* [Objective A]
In the forum thread on black-and-white photography, what does the second poster say they have become much better at in recent years?
* [Objective B]
Update the forum thread between "Whether your work becomes timeless" and "still happens today.", inclusive, putting "chance" in place of "luck".

* [Article]
[start]
This wonderful set of B & W photos in this piece from the NYT Lens blog http://lens.blogs.nytimes.com/2012/07/13/surplus-and-solitude-in-the-breadbasket/. makes me ask the question. I just hope something that comes out of my camera can have the power, heart, and zen silence that George Tames's photos have.
 
Simple answer, not trying to be snappish, "work harder, edit more."

I shoot about the same number of exposures with digital as I used to at the height of my film shooting days. But I've become a much better editor in recent years. Through editing you learn how to see what you're making photographs of, it helps focus your work.

Whether your work becomes timeless and reknowned is a matter of luck and how much promotion you put into it. Whether your work becomes satisfying and enriches your life, and delights the audience you want to talk to, depends on how much effort and energy you put into it.
 
Sure "we" do. George's photos were a result of capturing light, subject matter and ones own personal vision. It still happens today.
We can all take a stroll down memory lane and look at excellent black and white images from the past but that will take us only so far.
I'm by no means pro-digital but I do find the digital black & white thread on this very forum proof that the power of black & white imagery is alive and well in 2012. I hope to contribute an image to marvel at - in the meantime, I have a great hobby to learn and grow with.
 
Thanks for the thoughtful comments. Ilove this (and the photographs) from Larry Towell's Tumbler.


"I just don’t shoot digital. I won’t. I like film. Photographers today have to compete. If a picture is six hours old, it’s too old to use. If you look at the coverage of the tsunami you can go on to any of the websites and there’s a catalogue there of 400 photographs all taken in the past 30 minutes for you to look through. And none of them will stay with you. They’re just news pictures. They’re not even good news pictures.
[end]
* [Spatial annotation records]
[start]
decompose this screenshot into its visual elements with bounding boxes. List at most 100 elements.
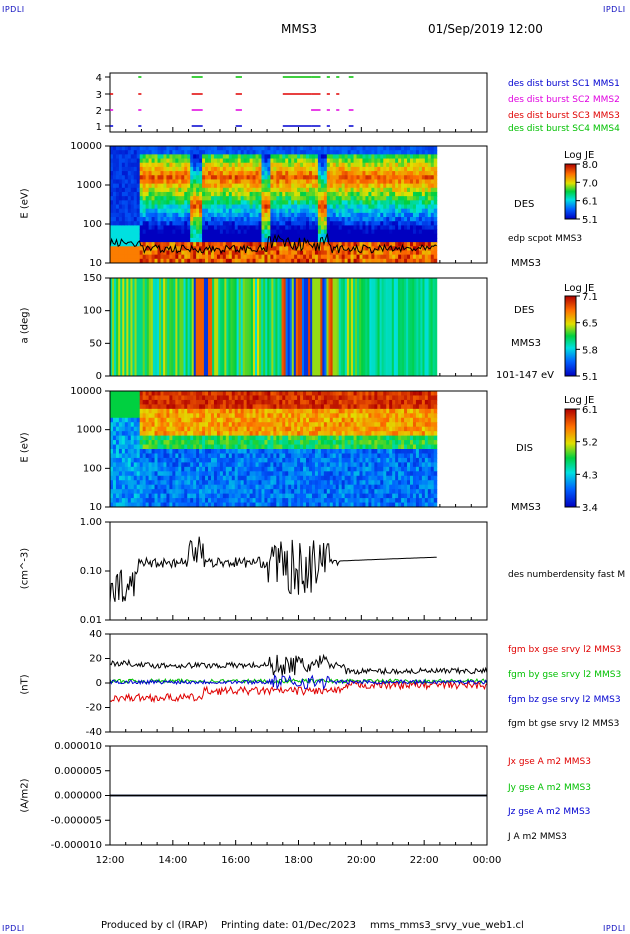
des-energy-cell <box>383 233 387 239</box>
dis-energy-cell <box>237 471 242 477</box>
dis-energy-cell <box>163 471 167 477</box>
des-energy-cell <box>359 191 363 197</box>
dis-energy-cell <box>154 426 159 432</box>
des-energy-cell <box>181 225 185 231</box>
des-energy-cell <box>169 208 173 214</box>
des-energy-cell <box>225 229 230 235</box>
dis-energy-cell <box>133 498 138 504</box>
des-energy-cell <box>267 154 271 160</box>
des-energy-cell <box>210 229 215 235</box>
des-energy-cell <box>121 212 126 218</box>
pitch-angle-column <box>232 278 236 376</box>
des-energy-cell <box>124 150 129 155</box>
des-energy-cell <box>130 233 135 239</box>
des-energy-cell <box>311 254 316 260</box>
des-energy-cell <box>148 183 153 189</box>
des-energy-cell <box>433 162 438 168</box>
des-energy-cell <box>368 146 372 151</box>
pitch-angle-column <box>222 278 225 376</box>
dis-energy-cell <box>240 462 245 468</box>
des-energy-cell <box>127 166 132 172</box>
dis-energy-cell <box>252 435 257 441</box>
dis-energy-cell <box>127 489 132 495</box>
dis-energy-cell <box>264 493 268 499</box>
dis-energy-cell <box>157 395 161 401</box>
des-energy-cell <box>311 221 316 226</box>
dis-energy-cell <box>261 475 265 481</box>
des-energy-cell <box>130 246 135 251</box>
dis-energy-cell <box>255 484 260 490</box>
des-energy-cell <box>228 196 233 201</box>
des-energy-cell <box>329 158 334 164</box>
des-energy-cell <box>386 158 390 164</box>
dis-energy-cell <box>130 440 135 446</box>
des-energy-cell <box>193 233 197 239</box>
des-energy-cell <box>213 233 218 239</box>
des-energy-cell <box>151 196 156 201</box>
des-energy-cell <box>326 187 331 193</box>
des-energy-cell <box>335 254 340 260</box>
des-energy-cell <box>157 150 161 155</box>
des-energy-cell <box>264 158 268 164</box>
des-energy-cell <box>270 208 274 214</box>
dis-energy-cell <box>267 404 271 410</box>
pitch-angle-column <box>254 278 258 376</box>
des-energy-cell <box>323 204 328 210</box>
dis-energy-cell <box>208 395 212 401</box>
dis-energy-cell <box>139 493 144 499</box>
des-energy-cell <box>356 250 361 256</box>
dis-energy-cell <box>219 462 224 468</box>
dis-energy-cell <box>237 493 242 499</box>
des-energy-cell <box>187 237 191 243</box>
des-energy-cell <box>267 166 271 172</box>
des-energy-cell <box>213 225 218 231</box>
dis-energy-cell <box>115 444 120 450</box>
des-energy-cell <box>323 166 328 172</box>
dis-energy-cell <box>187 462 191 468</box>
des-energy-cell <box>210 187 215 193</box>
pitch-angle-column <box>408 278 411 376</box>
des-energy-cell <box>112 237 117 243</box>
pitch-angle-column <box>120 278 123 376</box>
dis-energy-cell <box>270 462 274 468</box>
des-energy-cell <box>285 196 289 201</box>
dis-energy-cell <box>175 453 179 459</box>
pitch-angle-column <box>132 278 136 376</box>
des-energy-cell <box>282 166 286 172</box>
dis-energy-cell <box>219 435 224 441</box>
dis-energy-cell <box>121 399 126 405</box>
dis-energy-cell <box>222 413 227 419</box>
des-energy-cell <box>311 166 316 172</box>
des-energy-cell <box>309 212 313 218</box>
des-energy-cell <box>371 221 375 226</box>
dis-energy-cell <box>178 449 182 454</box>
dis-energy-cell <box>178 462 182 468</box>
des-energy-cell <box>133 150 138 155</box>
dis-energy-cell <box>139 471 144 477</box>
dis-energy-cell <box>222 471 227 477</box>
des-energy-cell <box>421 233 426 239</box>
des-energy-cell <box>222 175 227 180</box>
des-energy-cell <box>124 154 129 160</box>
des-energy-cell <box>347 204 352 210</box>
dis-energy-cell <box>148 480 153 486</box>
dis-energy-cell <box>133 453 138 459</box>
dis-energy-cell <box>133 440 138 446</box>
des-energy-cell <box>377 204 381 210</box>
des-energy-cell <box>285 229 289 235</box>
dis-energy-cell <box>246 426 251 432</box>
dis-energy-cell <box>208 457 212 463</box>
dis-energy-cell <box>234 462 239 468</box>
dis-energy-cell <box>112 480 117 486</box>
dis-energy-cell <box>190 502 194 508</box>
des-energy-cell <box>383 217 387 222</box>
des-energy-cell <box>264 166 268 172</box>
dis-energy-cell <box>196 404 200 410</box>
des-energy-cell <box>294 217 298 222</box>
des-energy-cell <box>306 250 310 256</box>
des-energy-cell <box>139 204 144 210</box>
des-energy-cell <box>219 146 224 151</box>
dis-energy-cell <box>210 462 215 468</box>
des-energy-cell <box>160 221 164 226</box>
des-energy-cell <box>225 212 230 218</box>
[end]
* [Complete response A]
Editing.

* [Complete response B]
Whether your work becomes timeless and reknowned is a matter of chance and how much promotion you put into it. Whether your work becomes satisfying and enriches your life, and delights the audience you want to talk to, depends on how much effort and energy you put into it.
 
Sure "we" do. George's photos were a result of capturing light, subject matter and ones own personal vision. It still happens today.